- _Énoncé a_: Citez telles quelles les lignes des enregistrements, depuis la toute première jusqu'à celle qui contient « tooltip-row: ● Többlakásos », ces deux lignes comprises.

- _Texte à lire_:

▼▼▼

Accueil du site > Dossiers > Sous dossiers > Pour une mondialisation sociale et solidaire

Réseaux

Pour une mondialisation sociale et solidaire

mardi 9 avril 2002, par Dominique Foufelle

Du 9 au 12 octobre 2001, s’est tenue, à Québec, la rencontre internationale sur la globalisation de la solidarité. Son objet : créer une structure internationale de l’économie sociale et solidaire, susceptible de représenter les alternatives portées par tous ses réseaux au plus haut niveau de décision économique internationale.

Deuxième du genre, la rencontre internationale sur la globalisation de la solidarité, qui réunissait plus de six cents personnes, acteurs de terrain et chercheurs du Sud et du Nord, s’inscrivait dans une dynamique nouvelle : renforcer les réseaux de l’économie sociale et solidaire en créant une coordination et une structure internationale permanente interpellant les grandes institutions internationales comme l’OMC, le FMI ou encore la Banque Mondiale. Le but du Grupo Red de Economia Solidaria del Perù et le Groupe d’économie solidaire du Québec, les organisateurs, était clair : l’économie sociale et solidaire doit émerger, affirmer ses valeurs participatives, démontrer sa diversité, partager ses expériences et ses succès, sortir du " micro ", pour s’engager dans une démarche de reconnaissance des sociétés de personnes.

▲▲▲

- _Lignes de données_:

▼▼▼

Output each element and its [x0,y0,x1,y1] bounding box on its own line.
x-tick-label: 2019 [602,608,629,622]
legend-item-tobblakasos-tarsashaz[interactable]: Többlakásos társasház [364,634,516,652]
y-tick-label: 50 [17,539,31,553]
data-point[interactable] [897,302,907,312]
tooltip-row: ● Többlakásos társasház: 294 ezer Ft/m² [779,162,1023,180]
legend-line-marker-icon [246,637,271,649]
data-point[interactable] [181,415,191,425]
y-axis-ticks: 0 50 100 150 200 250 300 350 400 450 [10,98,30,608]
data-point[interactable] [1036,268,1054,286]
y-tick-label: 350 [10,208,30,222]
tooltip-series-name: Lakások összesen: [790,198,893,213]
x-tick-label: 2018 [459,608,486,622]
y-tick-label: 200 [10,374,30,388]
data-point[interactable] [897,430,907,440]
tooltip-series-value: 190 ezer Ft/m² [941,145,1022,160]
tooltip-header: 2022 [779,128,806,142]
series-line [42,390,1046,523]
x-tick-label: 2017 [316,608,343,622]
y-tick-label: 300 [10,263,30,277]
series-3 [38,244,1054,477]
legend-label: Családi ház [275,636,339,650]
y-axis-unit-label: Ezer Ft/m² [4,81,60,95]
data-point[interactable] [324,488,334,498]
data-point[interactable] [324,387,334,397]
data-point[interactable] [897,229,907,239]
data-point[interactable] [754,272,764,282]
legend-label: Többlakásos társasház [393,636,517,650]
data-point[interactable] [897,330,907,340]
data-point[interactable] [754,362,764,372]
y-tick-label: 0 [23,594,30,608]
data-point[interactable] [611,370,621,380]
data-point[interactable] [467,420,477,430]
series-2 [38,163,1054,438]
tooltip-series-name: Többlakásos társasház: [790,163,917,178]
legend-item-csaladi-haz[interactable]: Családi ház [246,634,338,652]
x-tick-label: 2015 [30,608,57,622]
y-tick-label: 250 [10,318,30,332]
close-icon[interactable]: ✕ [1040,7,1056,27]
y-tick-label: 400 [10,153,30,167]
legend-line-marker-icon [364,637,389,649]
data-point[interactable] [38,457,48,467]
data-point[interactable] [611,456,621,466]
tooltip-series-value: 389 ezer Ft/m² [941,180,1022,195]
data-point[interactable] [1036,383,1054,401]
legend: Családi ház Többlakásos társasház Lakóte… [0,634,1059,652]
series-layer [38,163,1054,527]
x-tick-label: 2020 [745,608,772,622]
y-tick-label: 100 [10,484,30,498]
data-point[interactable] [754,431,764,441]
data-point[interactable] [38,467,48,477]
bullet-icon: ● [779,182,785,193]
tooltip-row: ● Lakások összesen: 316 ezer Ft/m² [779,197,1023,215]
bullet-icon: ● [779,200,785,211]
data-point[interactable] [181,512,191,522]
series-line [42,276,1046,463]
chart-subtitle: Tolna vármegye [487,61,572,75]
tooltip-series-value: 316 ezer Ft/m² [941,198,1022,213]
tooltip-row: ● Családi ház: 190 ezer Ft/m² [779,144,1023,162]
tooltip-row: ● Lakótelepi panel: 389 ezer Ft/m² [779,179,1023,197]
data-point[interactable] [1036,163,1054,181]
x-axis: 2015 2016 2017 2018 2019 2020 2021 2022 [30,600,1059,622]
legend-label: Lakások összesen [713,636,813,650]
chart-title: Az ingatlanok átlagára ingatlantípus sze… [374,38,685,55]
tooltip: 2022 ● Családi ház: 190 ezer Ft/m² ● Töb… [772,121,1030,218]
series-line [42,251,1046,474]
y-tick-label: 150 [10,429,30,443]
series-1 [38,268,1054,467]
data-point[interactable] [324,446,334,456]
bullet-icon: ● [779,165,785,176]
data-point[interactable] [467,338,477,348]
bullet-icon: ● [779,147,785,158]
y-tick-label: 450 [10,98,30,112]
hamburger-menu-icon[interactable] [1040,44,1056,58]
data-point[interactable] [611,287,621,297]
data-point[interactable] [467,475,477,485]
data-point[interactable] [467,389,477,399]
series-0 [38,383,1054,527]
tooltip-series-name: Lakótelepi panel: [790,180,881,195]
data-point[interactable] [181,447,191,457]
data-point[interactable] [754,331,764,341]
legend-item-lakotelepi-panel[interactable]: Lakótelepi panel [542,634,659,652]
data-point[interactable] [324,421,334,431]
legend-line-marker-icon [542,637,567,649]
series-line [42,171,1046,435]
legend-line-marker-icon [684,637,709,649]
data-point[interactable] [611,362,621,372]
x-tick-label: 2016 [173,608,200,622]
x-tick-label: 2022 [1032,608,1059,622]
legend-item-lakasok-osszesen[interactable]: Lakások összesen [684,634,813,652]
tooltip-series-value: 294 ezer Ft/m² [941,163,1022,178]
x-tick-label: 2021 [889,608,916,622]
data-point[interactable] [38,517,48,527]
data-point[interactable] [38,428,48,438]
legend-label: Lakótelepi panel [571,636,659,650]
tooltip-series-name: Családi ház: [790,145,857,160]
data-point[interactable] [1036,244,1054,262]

▲▲▲

- _Énoncé b_: Poursuivez le texte sur la rencontre de Québec consacrée à la globalisation de la solidarité, à partir de sa dernière phrase.

- _Réponse a_:
Output each element and its [x0,y0,x1,y1] bounding box on its own line.
x-tick-label: 2019 [602,608,629,622]
legend-item-tobblakasos-tarsashaz[interactable]: Többlakásos társasház [364,634,516,652]
y-tick-label: 50 [17,539,31,553]
data-point[interactable] [897,302,907,312]
tooltip-row: ● Többlakásos társasház: 294 ezer Ft/m² [779,162,1023,180]

- _Réponse b_:
Dans la continuité des travaux entamés quatre ans plus tôt, en juillet 1997, à Lima au Pérou, lors du " Symposium international sur la globalisation de la solidarité " qui avait regroupé plus de deux cents personnes de trente-deux pays du monde, les participants ont confronté leurs réflexions et pratiques dans les domaines aussi variés que les rapports Nord/Sud, les financements, l’environnement, le développement local, l’emploi, la démocratisation du développement, l’habitat, les services de proximité, le rôle des politiques publiques, le transfert mutuel des savoirs... Quel que soit le terrain, il s’agit de fortifier les échanges, de consolider des formes de coopération équitables, de rendre accessibles les ressources financières et techniques indispensables au développement d’une économie qui dépasse la simple question de l’offre et de la demande. Il s’agit ainsi de renforcer " la position de l’économie sociale et solidaire sur les terrains politique, éthique et culturel " et d’" affirmer la solidarité des sociétés du Nord et du Sud autour d’une alternative à la mondialisation libérale ".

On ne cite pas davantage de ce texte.